#### [REQUIREMENTS]
Search the material for the string "source", then report how many lines hold it, with no other text.

[START EXTRACTED MATERIAL]

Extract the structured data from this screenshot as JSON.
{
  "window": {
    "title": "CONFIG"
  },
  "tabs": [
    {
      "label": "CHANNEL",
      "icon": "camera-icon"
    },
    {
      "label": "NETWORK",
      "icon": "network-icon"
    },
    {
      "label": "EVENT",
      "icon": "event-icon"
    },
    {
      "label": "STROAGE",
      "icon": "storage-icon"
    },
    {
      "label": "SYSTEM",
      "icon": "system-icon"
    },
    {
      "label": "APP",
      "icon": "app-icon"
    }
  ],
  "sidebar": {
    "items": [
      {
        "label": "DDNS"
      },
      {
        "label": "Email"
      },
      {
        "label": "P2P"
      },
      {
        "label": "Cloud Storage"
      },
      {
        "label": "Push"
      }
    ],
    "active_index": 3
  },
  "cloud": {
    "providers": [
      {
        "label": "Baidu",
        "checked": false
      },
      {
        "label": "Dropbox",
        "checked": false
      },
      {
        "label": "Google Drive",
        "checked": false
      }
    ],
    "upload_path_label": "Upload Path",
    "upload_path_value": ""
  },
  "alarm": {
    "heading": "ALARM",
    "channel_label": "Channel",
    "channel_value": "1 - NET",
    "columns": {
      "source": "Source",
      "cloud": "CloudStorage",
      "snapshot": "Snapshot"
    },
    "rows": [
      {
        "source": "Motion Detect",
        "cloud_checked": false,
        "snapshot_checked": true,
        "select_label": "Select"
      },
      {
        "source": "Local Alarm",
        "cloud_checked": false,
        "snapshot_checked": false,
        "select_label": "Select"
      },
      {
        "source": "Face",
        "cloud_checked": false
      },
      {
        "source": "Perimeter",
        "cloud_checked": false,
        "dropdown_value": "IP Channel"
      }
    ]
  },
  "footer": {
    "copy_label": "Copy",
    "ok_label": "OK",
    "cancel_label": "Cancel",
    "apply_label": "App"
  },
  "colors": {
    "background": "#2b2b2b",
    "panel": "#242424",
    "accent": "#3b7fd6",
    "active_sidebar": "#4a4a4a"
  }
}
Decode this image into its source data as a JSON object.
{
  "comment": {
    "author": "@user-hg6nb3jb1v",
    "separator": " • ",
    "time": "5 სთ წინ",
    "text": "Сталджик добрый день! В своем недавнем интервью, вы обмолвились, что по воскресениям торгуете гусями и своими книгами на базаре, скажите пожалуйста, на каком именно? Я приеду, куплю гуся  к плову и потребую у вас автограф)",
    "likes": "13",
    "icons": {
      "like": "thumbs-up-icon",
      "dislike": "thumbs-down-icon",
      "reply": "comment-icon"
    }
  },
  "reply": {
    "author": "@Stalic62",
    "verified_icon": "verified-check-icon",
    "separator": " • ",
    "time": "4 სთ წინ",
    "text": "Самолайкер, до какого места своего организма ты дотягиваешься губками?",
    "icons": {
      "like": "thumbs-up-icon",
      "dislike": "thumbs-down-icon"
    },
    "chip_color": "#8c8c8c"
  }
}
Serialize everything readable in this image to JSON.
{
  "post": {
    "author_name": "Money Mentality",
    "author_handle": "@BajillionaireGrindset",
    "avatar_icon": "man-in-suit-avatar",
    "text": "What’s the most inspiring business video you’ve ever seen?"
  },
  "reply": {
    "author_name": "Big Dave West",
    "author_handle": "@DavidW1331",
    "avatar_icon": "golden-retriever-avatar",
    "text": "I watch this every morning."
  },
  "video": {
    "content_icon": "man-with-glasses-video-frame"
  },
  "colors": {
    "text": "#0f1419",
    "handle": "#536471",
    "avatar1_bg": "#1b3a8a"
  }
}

[END EXTRACTED MATERIAL]

#### [COMPLETE ANSWER]
6